● Requirement
Each entry below should be echoed exactly, with pictures omitted.
***** Recorded information
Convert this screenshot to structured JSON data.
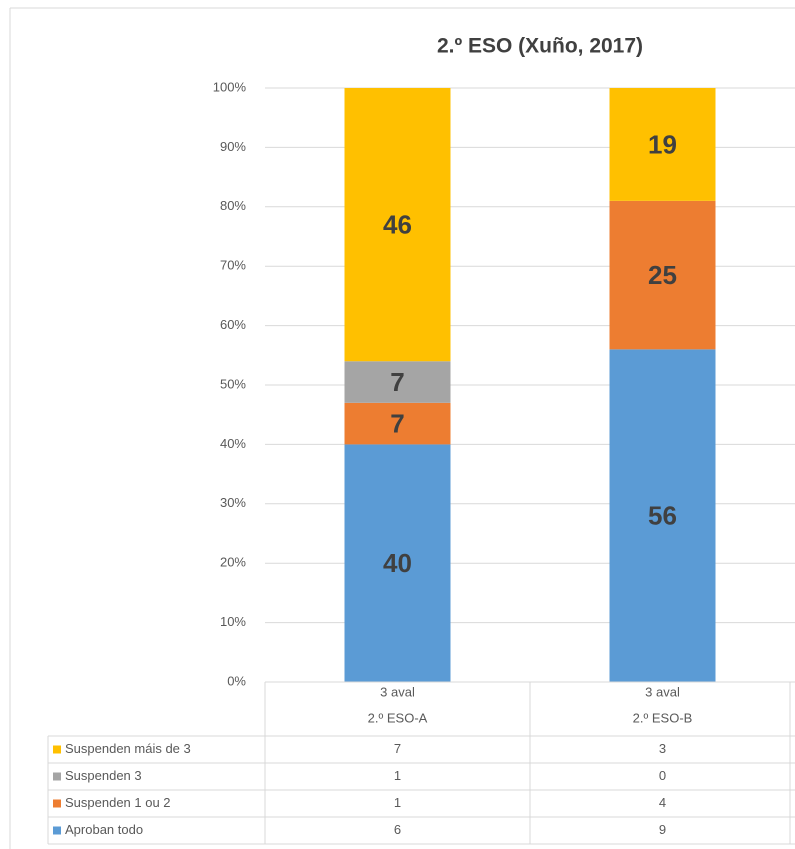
{
  "chart_data": {
    "type": "bar",
    "stacked": true,
    "title": "2.º ESO (Xuño, 2017)",
    "category_groups": [
      "3 aval",
      "3 aval"
    ],
    "categories": [
      "2.º ESO-A",
      "2.º ESO-B"
    ],
    "series": [
      {
        "name": "Aproban todo",
        "color": "#5b9bd5",
        "values": [
          40,
          56
        ],
        "counts": [
          6,
          9
        ]
      },
      {
        "name": "Suspenden 1 ou 2",
        "color": "#ed7d31",
        "values": [
          7,
          25
        ],
        "counts": [
          1,
          4
        ]
      },
      {
        "name": "Suspenden 3",
        "color": "#a5a5a5",
        "values": [
          7,
          0
        ],
        "counts": [
          1,
          0
        ]
      },
      {
        "name": "Suspenden máis de 3",
        "color": "#ffc000",
        "values": [
          46,
          19
        ],
        "counts": [
          7,
          3
        ]
      }
    ],
    "ylim": [
      0,
      100
    ],
    "yticks": [
      {
        "value": 0,
        "label": "0%"
      },
      {
        "value": 10,
        "label": "10%"
      },
      {
        "value": 20,
        "label": "20%"
      },
      {
        "value": 30,
        "label": "30%"
      },
      {
        "value": 40,
        "label": "40%"
      },
      {
        "value": 50,
        "label": "50%"
      },
      {
        "value": 60,
        "label": "60%"
      },
      {
        "value": 70,
        "label": "70%"
      },
      {
        "value": 80,
        "label": "80%"
      },
      {
        "value": 90,
        "label": "90%"
      },
      {
        "value": 100,
        "label": "100%"
      }
    ],
    "grid": true
  }
}
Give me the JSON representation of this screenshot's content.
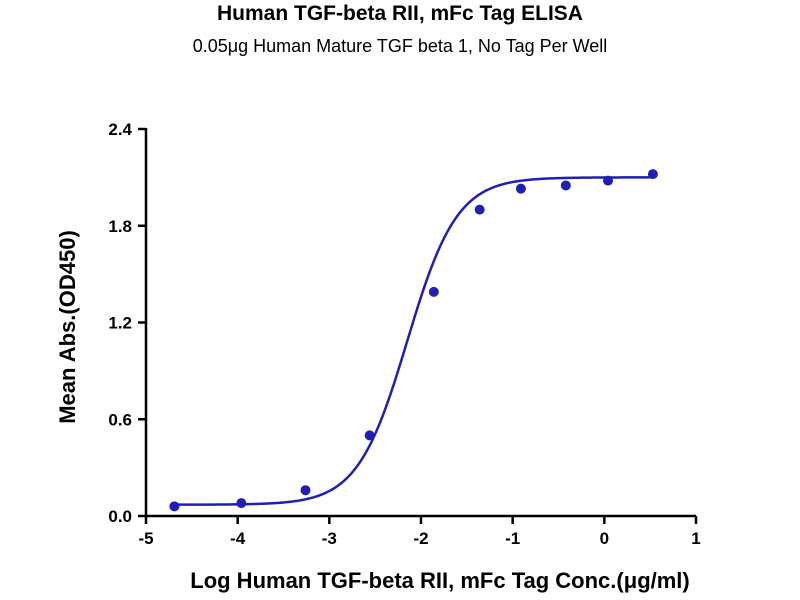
{
  "chart_data": {
    "type": "scatter",
    "title": "Human TGF-beta RII, mFc Tag ELISA",
    "subtitle": "0.05μg Human Mature TGF beta 1, No Tag Per Well",
    "xlabel": "Log Human TGF-beta RII, mFc Tag Conc.(μg/ml)",
    "ylabel": "Mean Abs.(OD450)",
    "xlim": [
      -5,
      1
    ],
    "ylim": [
      0,
      2.4
    ],
    "x_ticks": [
      "-5",
      "-4",
      "-3",
      "-2",
      "-1",
      "0",
      "1"
    ],
    "y_ticks": [
      "0.0",
      "0.6",
      "1.2",
      "1.8",
      "2.4"
    ],
    "series": [
      {
        "color": "#1f1fb4",
        "x": [
          -4.69,
          -3.96,
          -3.26,
          -2.56,
          -1.86,
          -1.36,
          -0.91,
          -0.42,
          0.04,
          0.53
        ],
        "y": [
          0.06,
          0.08,
          0.16,
          0.5,
          1.39,
          1.9,
          2.03,
          2.05,
          2.08,
          2.12
        ]
      }
    ],
    "fit_curve": {
      "model": "4PL",
      "bottom": 0.07,
      "top": 2.1,
      "logEC50": -2.15,
      "hill": 1.6
    },
    "grid": false
  }
}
**********
● The response
Convert this screenshot to structured JSON data.
{
  "chart_data": {
    "type": "bar",
    "stacked": true,
    "title": "2.º ESO (Xuño, 2017)",
    "category_groups": [
      "3 aval",
      "3 aval"
    ],
    "categories": [
      "2.º ESO-A",
      "2.º ESO-B"
    ],
    "series": [
      {
        "name": "Aproban todo",
        "color": "#5b9bd5",
        "values": [
          40,
          56
        ],
        "counts": [
          6,
          9
        ]
      },
      {
        "name": "Suspenden 1 ou 2",
        "color": "#ed7d31",
        "values": [
          7,
          25
        ],
        "counts": [
          1,
          4
        ]
      },
      {
        "name": "Suspenden 3",
        "color": "#a5a5a5",
        "values": [
          7,
          0
        ],
        "counts": [
          1,
          0
        ]
      },
      {
        "name": "Suspenden máis de 3",
        "color": "#ffc000",
        "values": [
          46,
          19
        ],
        "counts": [
          7,
          3
        ]
      }
    ],
    "ylim": [
      0,
      100
    ],
    "yticks": [
      {
        "value": 0,
        "label": "0%"
      },
      {
        "value": 10,
        "label": "10%"
      },
      {
        "value": 20,
        "label": "20%"
      },
      {
        "value": 30,
        "label": "30%"
      },
      {
        "value": 40,
        "label": "40%"
      },
      {
        "value": 50,
        "label": "50%"
      },
      {
        "value": 60,
        "label": "60%"
      },
      {
        "value": 70,
        "label": "70%"
      },
      {
        "value": 80,
        "label": "80%"
      },
      {
        "value": 90,
        "label": "90%"
      },
      {
        "value": 100,
        "label": "100%"
      }
    ],
    "grid": true
  }
}
Give me the JSON representation of this screenshot's content.
{
  "chart_data": {
    "type": "scatter",
    "title": "Human TGF-beta RII, mFc Tag ELISA",
    "subtitle": "0.05μg Human Mature TGF beta 1, No Tag Per Well",
    "xlabel": "Log Human TGF-beta RII, mFc Tag Conc.(μg/ml)",
    "ylabel": "Mean Abs.(OD450)",
    "xlim": [
      -5,
      1
    ],
    "ylim": [
      0,
      2.4
    ],
    "x_ticks": [
      "-5",
      "-4",
      "-3",
      "-2",
      "-1",
      "0",
      "1"
    ],
    "y_ticks": [
      "0.0",
      "0.6",
      "1.2",
      "1.8",
      "2.4"
    ],
    "series": [
      {
        "color": "#1f1fb4",
        "x": [
          -4.69,
          -3.96,
          -3.26,
          -2.56,
          -1.86,
          -1.36,
          -0.91,
          -0.42,
          0.04,
          0.53
        ],
        "y": [
          0.06,
          0.08,
          0.16,
          0.5,
          1.39,
          1.9,
          2.03,
          2.05,
          2.08,
          2.12
        ]
      }
    ],
    "fit_curve": {
      "model": "4PL",
      "bottom": 0.07,
      "top": 2.1,
      "logEC50": -2.15,
      "hill": 1.6
    },
    "grid": false
  }
}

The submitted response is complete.